» **Task objective**: Leave out the pictures and repeat everything else in the records exactly.

» **Dataset records**:

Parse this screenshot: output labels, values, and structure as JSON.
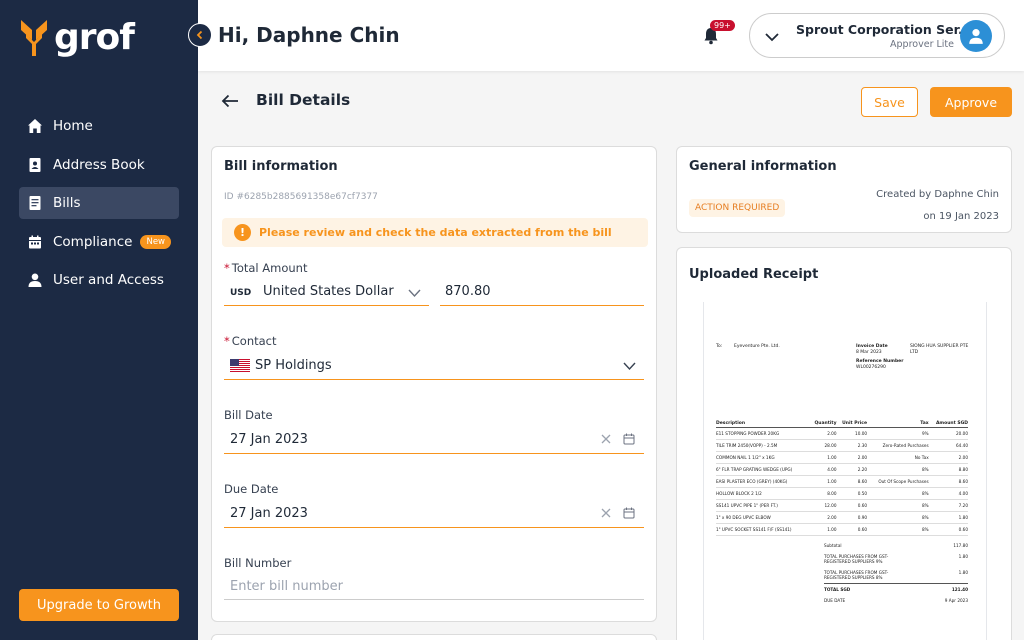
{
  "brand": {
    "name": "grof",
    "accent": "#f7941d",
    "sidebar_bg": "#1c2a44"
  },
  "sidebar": {
    "items": [
      {
        "label": "Home",
        "icon": "home-icon",
        "active": false
      },
      {
        "label": "Address Book",
        "icon": "address-book-icon",
        "active": false
      },
      {
        "label": "Bills",
        "icon": "bills-icon",
        "active": true
      },
      {
        "label": "Compliance",
        "icon": "calendar-icon",
        "active": false,
        "badge": "New"
      },
      {
        "label": "User and Access",
        "icon": "user-icon",
        "active": false
      }
    ],
    "upgrade_label": "Upgrade to Growth"
  },
  "header": {
    "greeting": "Hi, Daphne Chin",
    "notifications": "99+",
    "org_name": "Sprout Corporation Ser..",
    "org_role": "Approver Lite"
  },
  "page": {
    "title": "Bill Details",
    "save_label": "Save",
    "approve_label": "Approve"
  },
  "bill_info": {
    "title": "Bill information",
    "id": "ID #6285b2885691358e67cf7377",
    "warning": "Please review and check the data extracted from the bill",
    "total_amount_label": "Total Amount",
    "currency_code": "USD",
    "currency_name": "United States Dollar",
    "amount": "870.80",
    "contact_label": "Contact",
    "contact": "SP Holdings",
    "bill_date_label": "Bill Date",
    "bill_date": "27 Jan 2023",
    "due_date_label": "Due Date",
    "due_date": "27 Jan 2023",
    "bill_number_label": "Bill Number",
    "bill_number_placeholder": "Enter bill number"
  },
  "general_info": {
    "title": "General information",
    "status": "ACTION REQUIRED",
    "created_by": "Created by Daphne Chin",
    "created_on": "on 19 Jan 2023"
  },
  "receipt": {
    "title": "Uploaded Receipt",
    "to_label": "To:",
    "to_value": "Eyeventure Pte. Ltd.",
    "invoice_date_label": "Invoice Date",
    "invoice_date": "8 Mar 2023",
    "reference_label": "Reference Number",
    "reference": "WL00276290",
    "supplier": "SIONG HUA SUPPLIER PTE LTD",
    "columns": [
      "Description",
      "Quantity",
      "Unit Price",
      "Tax",
      "Amount SGD"
    ],
    "rows": [
      [
        "E11 STOPPING POWDER 20KG",
        "2.00",
        "10.00",
        "9%",
        "20.00"
      ],
      [
        "TILE TRIM 2450(VOPP) - 2.5M",
        "28.00",
        "2.30",
        "Zero-Rated Purchases",
        "64.40"
      ],
      [
        "COMMON NAIL 1 1/2\" x 1KG",
        "1.00",
        "2.00",
        "No Tax",
        "2.00"
      ],
      [
        "6\" FLR TRAP GRATING WEDGE (UPG)",
        "4.00",
        "2.20",
        "8%",
        "8.80"
      ],
      [
        "EASI PLASTER ECO (GREY) (40KG)",
        "1.00",
        "8.60",
        "Out Of Scope Purchases",
        "8.60"
      ],
      [
        "HOLLOW BLOCK 2 1/2",
        "8.00",
        "0.50",
        "8%",
        "4.00"
      ],
      [
        "SS141 UPVC PIPE 1\" (PER FT.)",
        "12.00",
        "0.60",
        "8%",
        "7.20"
      ],
      [
        "1\" x 90 DEG UPVC ELBOW",
        "2.00",
        "0.90",
        "8%",
        "1.80"
      ],
      [
        "1\" UPVC SOCKET SS141 F/F (SS141)",
        "1.00",
        "0.60",
        "8%",
        "0.60"
      ]
    ],
    "subtotal_label": "Subtotal",
    "subtotal": "117.80",
    "gst1_label": "TOTAL PURCHASES FROM GST-REGISTERED SUPPLIERS 9%",
    "gst1": "1.80",
    "gst2_label": "TOTAL PURCHASES FROM GST-REGISTERED SUPPLIERS 8%",
    "gst2": "1.80",
    "total_label": "TOTAL SGD",
    "total": "121.40",
    "due_label": "DUE DATE",
    "due": "9 Apr 2023"
  }
}
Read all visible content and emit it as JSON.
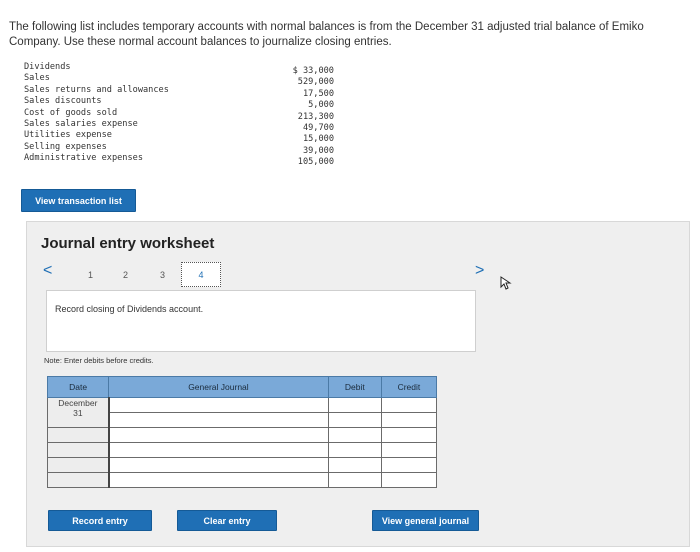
{
  "intro": "The following list includes temporary accounts with normal balances is from the December 31 adjusted trial balance of Emiko Company. Use these normal account balances to journalize closing entries.",
  "accounts": [
    {
      "name": "Dividends",
      "amount": "$ 33,000"
    },
    {
      "name": "Sales",
      "amount": "529,000"
    },
    {
      "name": "Sales returns and allowances",
      "amount": "17,500"
    },
    {
      "name": "Sales discounts",
      "amount": "5,000"
    },
    {
      "name": "Cost of goods sold",
      "amount": "213,300"
    },
    {
      "name": "Sales salaries expense",
      "amount": "49,700"
    },
    {
      "name": "Utilities expense",
      "amount": "15,000"
    },
    {
      "name": "Selling expenses",
      "amount": "39,000"
    },
    {
      "name": "Administrative expenses",
      "amount": "105,000"
    }
  ],
  "view_transaction_label": "View transaction list",
  "worksheet": {
    "title": "Journal entry worksheet",
    "prev_glyph": "<",
    "next_glyph": ">",
    "steps": [
      "1",
      "2",
      "3",
      "4"
    ],
    "active_step": "4",
    "description": "Record closing of Dividends account.",
    "note": "Note: Enter debits before credits.",
    "columns": {
      "date": "Date",
      "journal": "General Journal",
      "debit": "Debit",
      "credit": "Credit"
    },
    "date_month": "December",
    "date_day": "31",
    "record_label": "Record entry",
    "clear_label": "Clear entry",
    "view_journal_label": "View general journal"
  }
}
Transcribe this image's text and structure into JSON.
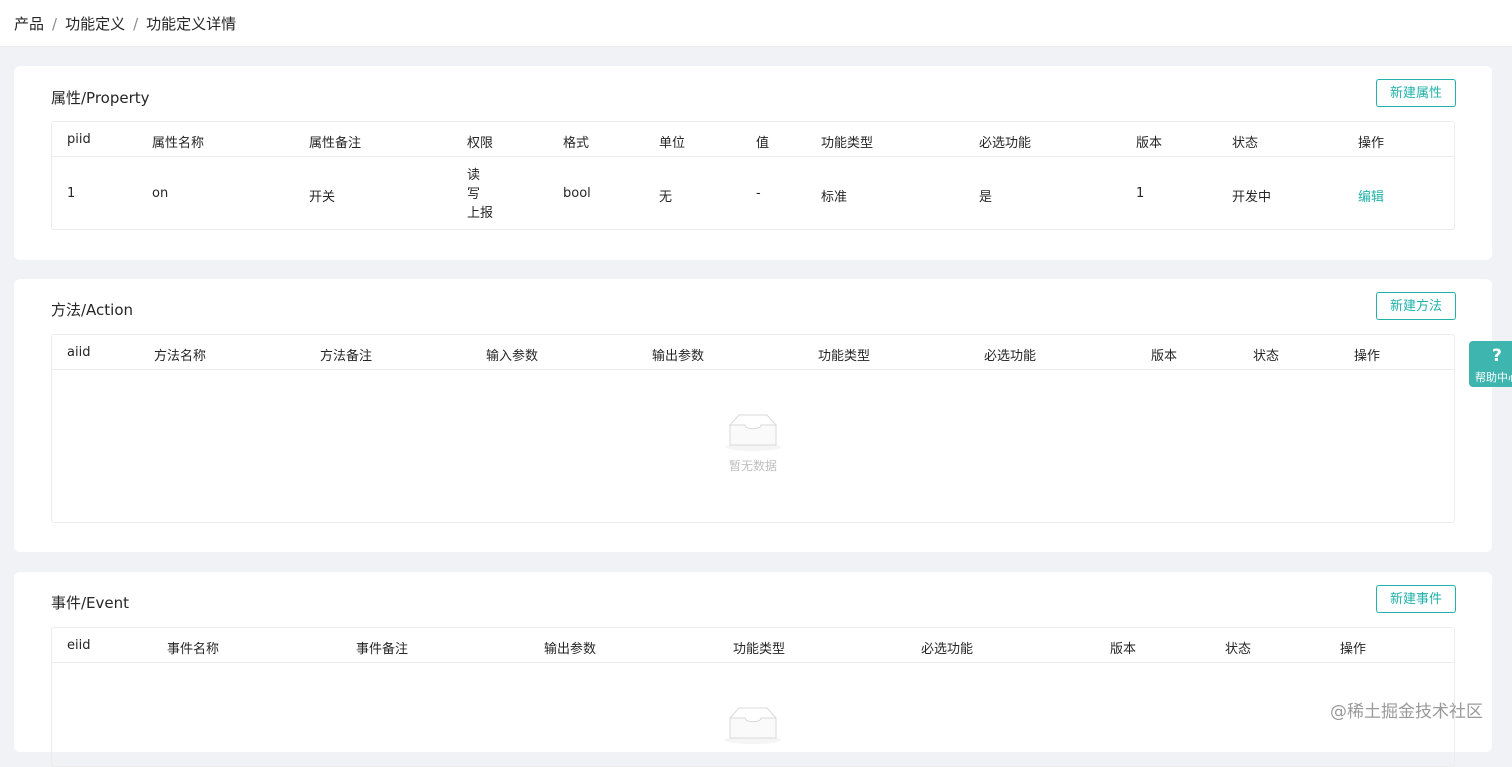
{
  "breadcrumb": [
    "产品",
    "功能定义",
    "功能定义详情"
  ],
  "breadcrumb_separator": "/",
  "property": {
    "title": "属性/Property",
    "add_label": "新建属性",
    "columns": [
      "piid",
      "属性名称",
      "属性备注",
      "权限",
      "格式",
      "单位",
      "值",
      "功能类型",
      "必选功能",
      "版本",
      "状态",
      "操作"
    ],
    "rows": [
      {
        "piid": "1",
        "name": "on",
        "remark": "开关",
        "permissions": [
          "读",
          "写",
          "上报"
        ],
        "format": "bool",
        "unit": "无",
        "value": "-",
        "func_type": "标准",
        "required": "是",
        "version": "1",
        "status": "开发中",
        "action": "编辑"
      }
    ]
  },
  "action": {
    "title": "方法/Action",
    "add_label": "新建方法",
    "columns": [
      "aiid",
      "方法名称",
      "方法备注",
      "输入参数",
      "输出参数",
      "功能类型",
      "必选功能",
      "版本",
      "状态",
      "操作"
    ],
    "empty_text": "暂无数据"
  },
  "event": {
    "title": "事件/Event",
    "add_label": "新建事件",
    "columns": [
      "eiid",
      "事件名称",
      "事件备注",
      "输出参数",
      "功能类型",
      "必选功能",
      "版本",
      "状态",
      "操作"
    ]
  },
  "help": {
    "icon": "?",
    "label": "帮助中心"
  },
  "watermark": "@稀土掘金技术社区",
  "colors": {
    "accent": "#20b2aa",
    "help_bg": "#3fb5b0",
    "page_bg": "#f0f2f5"
  }
}
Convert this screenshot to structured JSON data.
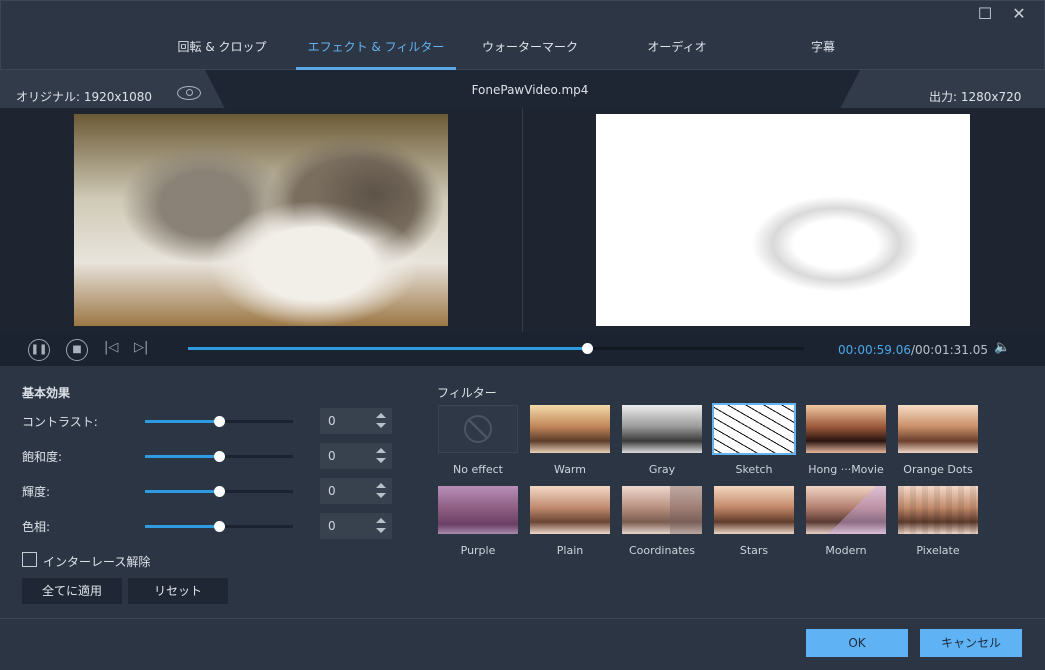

» **Exercise output**:
Parse this screenshot: output labels, values, and structure as JSON.
{
  "brand": {
    "name": "grof",
    "accent": "#f7941d",
    "sidebar_bg": "#1c2a44"
  },
  "sidebar": {
    "items": [
      {
        "label": "Home",
        "icon": "home-icon",
        "active": false
      },
      {
        "label": "Address Book",
        "icon": "address-book-icon",
        "active": false
      },
      {
        "label": "Bills",
        "icon": "bills-icon",
        "active": true
      },
      {
        "label": "Compliance",
        "icon": "calendar-icon",
        "active": false,
        "badge": "New"
      },
      {
        "label": "User and Access",
        "icon": "user-icon",
        "active": false
      }
    ],
    "upgrade_label": "Upgrade to Growth"
  },
  "header": {
    "greeting": "Hi, Daphne Chin",
    "notifications": "99+",
    "org_name": "Sprout Corporation Ser..",
    "org_role": "Approver Lite"
  },
  "page": {
    "title": "Bill Details",
    "save_label": "Save",
    "approve_label": "Approve"
  },
  "bill_info": {
    "title": "Bill information",
    "id": "ID #6285b2885691358e67cf7377",
    "warning": "Please review and check the data extracted from the bill",
    "total_amount_label": "Total Amount",
    "currency_code": "USD",
    "currency_name": "United States Dollar",
    "amount": "870.80",
    "contact_label": "Contact",
    "contact": "SP Holdings",
    "bill_date_label": "Bill Date",
    "bill_date": "27 Jan 2023",
    "due_date_label": "Due Date",
    "due_date": "27 Jan 2023",
    "bill_number_label": "Bill Number",
    "bill_number_placeholder": "Enter bill number"
  },
  "general_info": {
    "title": "General information",
    "status": "ACTION REQUIRED",
    "created_by": "Created by Daphne Chin",
    "created_on": "on 19 Jan 2023"
  },
  "receipt": {
    "title": "Uploaded Receipt",
    "to_label": "To:",
    "to_value": "Eyeventure Pte. Ltd.",
    "invoice_date_label": "Invoice Date",
    "invoice_date": "8 Mar 2023",
    "reference_label": "Reference Number",
    "reference": "WL00276290",
    "supplier": "SIONG HUA SUPPLIER PTE LTD",
    "columns": [
      "Description",
      "Quantity",
      "Unit Price",
      "Tax",
      "Amount SGD"
    ],
    "rows": [
      [
        "E11 STOPPING POWDER 20KG",
        "2.00",
        "10.00",
        "9%",
        "20.00"
      ],
      [
        "TILE TRIM 2450(VOPP) - 2.5M",
        "28.00",
        "2.30",
        "Zero-Rated Purchases",
        "64.40"
      ],
      [
        "COMMON NAIL 1 1/2\" x 1KG",
        "1.00",
        "2.00",
        "No Tax",
        "2.00"
      ],
      [
        "6\" FLR TRAP GRATING WEDGE (UPG)",
        "4.00",
        "2.20",
        "8%",
        "8.80"
      ],
      [
        "EASI PLASTER ECO (GREY) (40KG)",
        "1.00",
        "8.60",
        "Out Of Scope Purchases",
        "8.60"
      ],
      [
        "HOLLOW BLOCK 2 1/2",
        "8.00",
        "0.50",
        "8%",
        "4.00"
      ],
      [
        "SS141 UPVC PIPE 1\" (PER FT.)",
        "12.00",
        "0.60",
        "8%",
        "7.20"
      ],
      [
        "1\" x 90 DEG UPVC ELBOW",
        "2.00",
        "0.90",
        "8%",
        "1.80"
      ],
      [
        "1\" UPVC SOCKET SS141 F/F (SS141)",
        "1.00",
        "0.60",
        "8%",
        "0.60"
      ]
    ],
    "subtotal_label": "Subtotal",
    "subtotal": "117.80",
    "gst1_label": "TOTAL PURCHASES FROM GST-REGISTERED SUPPLIERS 9%",
    "gst1": "1.80",
    "gst2_label": "TOTAL PURCHASES FROM GST-REGISTERED SUPPLIERS 8%",
    "gst2": "1.80",
    "total_label": "TOTAL SGD",
    "total": "121.40",
    "due_label": "DUE DATE",
    "due": "9 Apr 2023"
  }
}
Read all visible content and emit it as JSON.
{
  "intro": "The following list includes temporary accounts with normal balances is from the December 31 adjusted trial balance of Emiko Company. Use these normal account balances to journalize closing entries.",
  "accounts": [
    {
      "name": "Dividends",
      "amount": "$ 33,000"
    },
    {
      "name": "Sales",
      "amount": "529,000"
    },
    {
      "name": "Sales returns and allowances",
      "amount": "17,500"
    },
    {
      "name": "Sales discounts",
      "amount": "5,000"
    },
    {
      "name": "Cost of goods sold",
      "amount": "213,300"
    },
    {
      "name": "Sales salaries expense",
      "amount": "49,700"
    },
    {
      "name": "Utilities expense",
      "amount": "15,000"
    },
    {
      "name": "Selling expenses",
      "amount": "39,000"
    },
    {
      "name": "Administrative expenses",
      "amount": "105,000"
    }
  ],
  "view_transaction_label": "View transaction list",
  "worksheet": {
    "title": "Journal entry worksheet",
    "prev_glyph": "<",
    "next_glyph": ">",
    "steps": [
      "1",
      "2",
      "3",
      "4"
    ],
    "active_step": "4",
    "description": "Record closing of Dividends account.",
    "note": "Note: Enter debits before credits.",
    "columns": {
      "date": "Date",
      "journal": "General Journal",
      "debit": "Debit",
      "credit": "Credit"
    },
    "date_month": "December",
    "date_day": "31",
    "record_label": "Record entry",
    "clear_label": "Clear entry",
    "view_journal_label": "View general journal"
  }
}
Transcribe this image's text and structure into JSON.
{
  "breadcrumb": [
    "产品",
    "功能定义",
    "功能定义详情"
  ],
  "breadcrumb_separator": "/",
  "property": {
    "title": "属性/Property",
    "add_label": "新建属性",
    "columns": [
      "piid",
      "属性名称",
      "属性备注",
      "权限",
      "格式",
      "单位",
      "值",
      "功能类型",
      "必选功能",
      "版本",
      "状态",
      "操作"
    ],
    "rows": [
      {
        "piid": "1",
        "name": "on",
        "remark": "开关",
        "permissions": [
          "读",
          "写",
          "上报"
        ],
        "format": "bool",
        "unit": "无",
        "value": "-",
        "func_type": "标准",
        "required": "是",
        "version": "1",
        "status": "开发中",
        "action": "编辑"
      }
    ]
  },
  "action": {
    "title": "方法/Action",
    "add_label": "新建方法",
    "columns": [
      "aiid",
      "方法名称",
      "方法备注",
      "输入参数",
      "输出参数",
      "功能类型",
      "必选功能",
      "版本",
      "状态",
      "操作"
    ],
    "empty_text": "暂无数据"
  },
  "event": {
    "title": "事件/Event",
    "add_label": "新建事件",
    "columns": [
      "eiid",
      "事件名称",
      "事件备注",
      "输出参数",
      "功能类型",
      "必选功能",
      "版本",
      "状态",
      "操作"
    ]
  },
  "help": {
    "icon": "?",
    "label": "帮助中心"
  },
  "watermark": "@稀土掘金技术社区",
  "colors": {
    "accent": "#20b2aa",
    "help_bg": "#3fb5b0",
    "page_bg": "#f0f2f5"
  }
}
Convert this screenshot to structured JSON data.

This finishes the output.